In the entries, find all lines that hold the word "DEVICES" and copy them.

(Data):
*****

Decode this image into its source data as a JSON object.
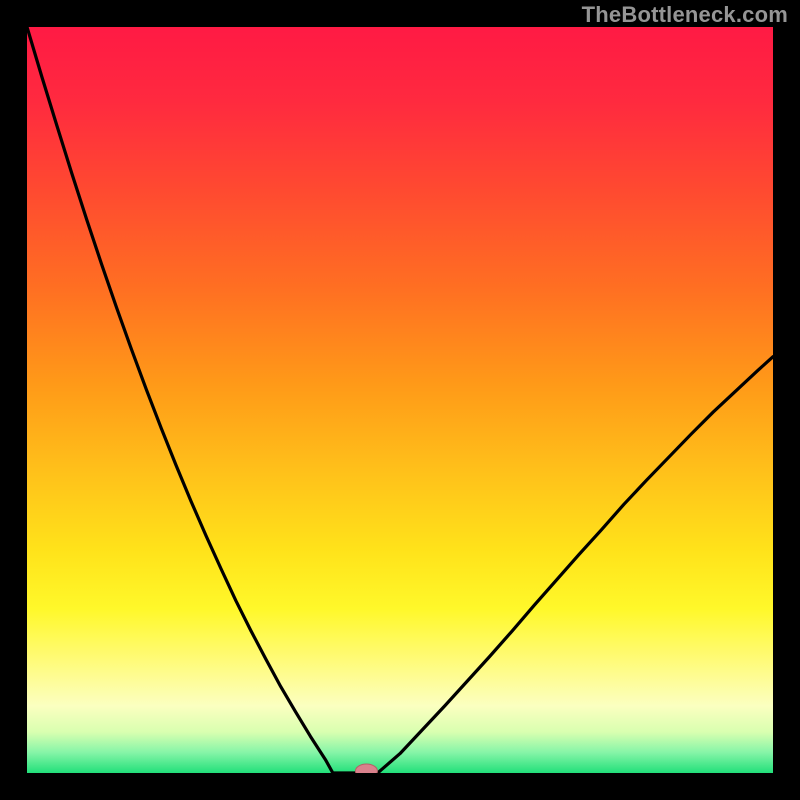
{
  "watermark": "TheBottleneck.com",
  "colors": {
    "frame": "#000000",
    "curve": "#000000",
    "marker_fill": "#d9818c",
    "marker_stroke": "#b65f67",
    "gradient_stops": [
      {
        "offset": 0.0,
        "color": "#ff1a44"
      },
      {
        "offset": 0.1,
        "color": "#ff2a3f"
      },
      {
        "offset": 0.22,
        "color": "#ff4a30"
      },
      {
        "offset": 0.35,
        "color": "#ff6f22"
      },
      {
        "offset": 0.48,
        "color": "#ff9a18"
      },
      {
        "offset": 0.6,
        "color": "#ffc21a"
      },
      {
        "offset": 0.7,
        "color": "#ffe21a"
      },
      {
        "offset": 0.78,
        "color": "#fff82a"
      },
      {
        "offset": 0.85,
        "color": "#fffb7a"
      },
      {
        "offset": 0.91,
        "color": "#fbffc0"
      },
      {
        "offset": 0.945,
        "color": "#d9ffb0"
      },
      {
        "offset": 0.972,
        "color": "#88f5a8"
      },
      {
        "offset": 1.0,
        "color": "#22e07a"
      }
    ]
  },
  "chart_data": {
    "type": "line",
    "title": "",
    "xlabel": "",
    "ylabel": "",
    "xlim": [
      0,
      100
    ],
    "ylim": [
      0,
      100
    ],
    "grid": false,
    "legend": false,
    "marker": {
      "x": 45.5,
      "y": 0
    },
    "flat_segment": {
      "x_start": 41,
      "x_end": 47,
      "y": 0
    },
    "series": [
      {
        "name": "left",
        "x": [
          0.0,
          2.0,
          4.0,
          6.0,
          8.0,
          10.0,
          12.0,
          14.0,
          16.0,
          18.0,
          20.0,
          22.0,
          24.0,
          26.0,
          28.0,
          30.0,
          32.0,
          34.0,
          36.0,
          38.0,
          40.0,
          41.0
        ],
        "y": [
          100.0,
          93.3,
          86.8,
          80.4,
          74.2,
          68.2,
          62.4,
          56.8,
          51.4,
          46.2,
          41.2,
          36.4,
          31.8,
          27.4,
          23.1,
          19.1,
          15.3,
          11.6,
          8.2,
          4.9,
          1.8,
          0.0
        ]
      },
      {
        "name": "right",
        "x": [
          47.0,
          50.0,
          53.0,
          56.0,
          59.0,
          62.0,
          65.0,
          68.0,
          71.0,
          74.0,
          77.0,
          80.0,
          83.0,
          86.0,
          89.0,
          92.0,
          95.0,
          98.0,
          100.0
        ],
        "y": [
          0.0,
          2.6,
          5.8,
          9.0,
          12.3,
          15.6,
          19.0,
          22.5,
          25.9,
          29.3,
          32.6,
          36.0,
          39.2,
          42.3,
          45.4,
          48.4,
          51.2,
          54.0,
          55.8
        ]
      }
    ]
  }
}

*****

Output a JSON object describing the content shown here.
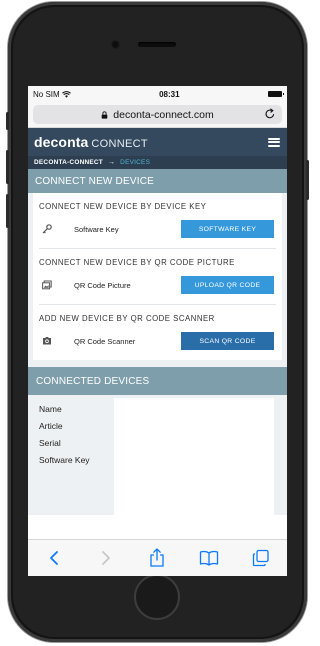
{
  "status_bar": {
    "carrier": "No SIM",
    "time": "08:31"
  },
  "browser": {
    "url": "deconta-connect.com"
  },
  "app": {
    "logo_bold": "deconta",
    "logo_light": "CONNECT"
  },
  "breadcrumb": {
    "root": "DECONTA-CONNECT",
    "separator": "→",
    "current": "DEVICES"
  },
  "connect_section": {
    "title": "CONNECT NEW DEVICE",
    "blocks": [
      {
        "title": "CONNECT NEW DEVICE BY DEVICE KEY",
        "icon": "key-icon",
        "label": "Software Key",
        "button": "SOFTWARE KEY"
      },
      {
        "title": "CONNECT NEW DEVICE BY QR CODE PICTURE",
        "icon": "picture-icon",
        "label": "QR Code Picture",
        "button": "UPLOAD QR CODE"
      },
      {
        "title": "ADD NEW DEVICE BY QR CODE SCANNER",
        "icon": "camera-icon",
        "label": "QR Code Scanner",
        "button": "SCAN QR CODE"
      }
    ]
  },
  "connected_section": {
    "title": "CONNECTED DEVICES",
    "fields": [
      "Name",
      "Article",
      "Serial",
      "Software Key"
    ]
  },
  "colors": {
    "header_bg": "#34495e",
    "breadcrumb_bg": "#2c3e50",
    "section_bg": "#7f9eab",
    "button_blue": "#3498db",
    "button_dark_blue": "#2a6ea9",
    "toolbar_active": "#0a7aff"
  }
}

*****

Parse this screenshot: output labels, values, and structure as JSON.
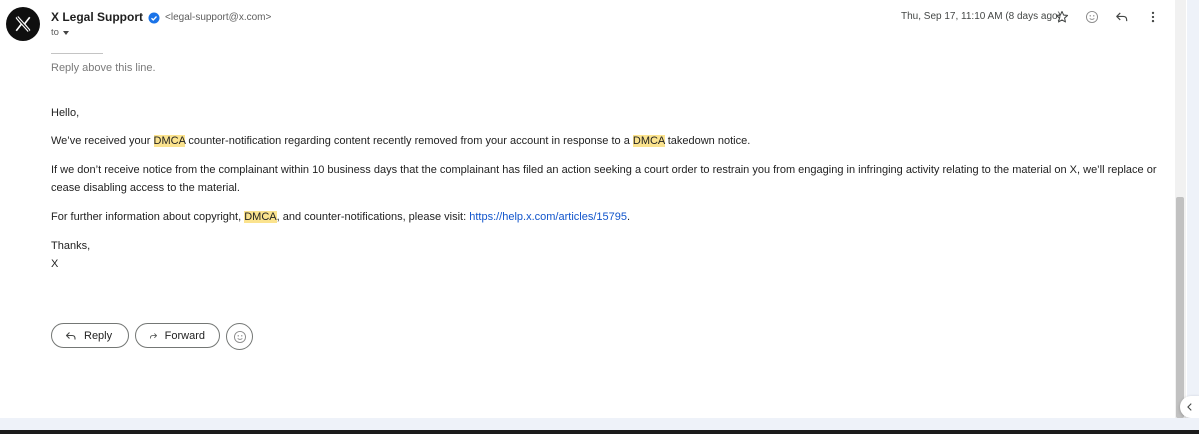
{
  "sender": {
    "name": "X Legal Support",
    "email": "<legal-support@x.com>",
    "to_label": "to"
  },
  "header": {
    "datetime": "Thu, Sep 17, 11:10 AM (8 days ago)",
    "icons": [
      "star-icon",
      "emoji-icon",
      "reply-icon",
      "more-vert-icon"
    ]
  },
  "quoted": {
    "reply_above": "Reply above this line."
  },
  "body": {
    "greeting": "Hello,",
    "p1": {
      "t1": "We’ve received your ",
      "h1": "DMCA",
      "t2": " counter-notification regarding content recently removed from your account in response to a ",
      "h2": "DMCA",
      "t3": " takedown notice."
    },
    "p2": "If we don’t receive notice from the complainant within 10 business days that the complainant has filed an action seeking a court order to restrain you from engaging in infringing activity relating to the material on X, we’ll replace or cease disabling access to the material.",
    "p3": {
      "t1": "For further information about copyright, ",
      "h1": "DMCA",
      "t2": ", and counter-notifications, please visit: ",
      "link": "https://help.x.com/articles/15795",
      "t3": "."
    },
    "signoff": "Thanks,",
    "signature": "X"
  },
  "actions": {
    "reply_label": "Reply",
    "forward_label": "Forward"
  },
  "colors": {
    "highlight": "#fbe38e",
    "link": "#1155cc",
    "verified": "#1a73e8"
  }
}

*****

(Worked answer):
    "current": "DEVICES"
    "title": "CONNECTED DEVICES",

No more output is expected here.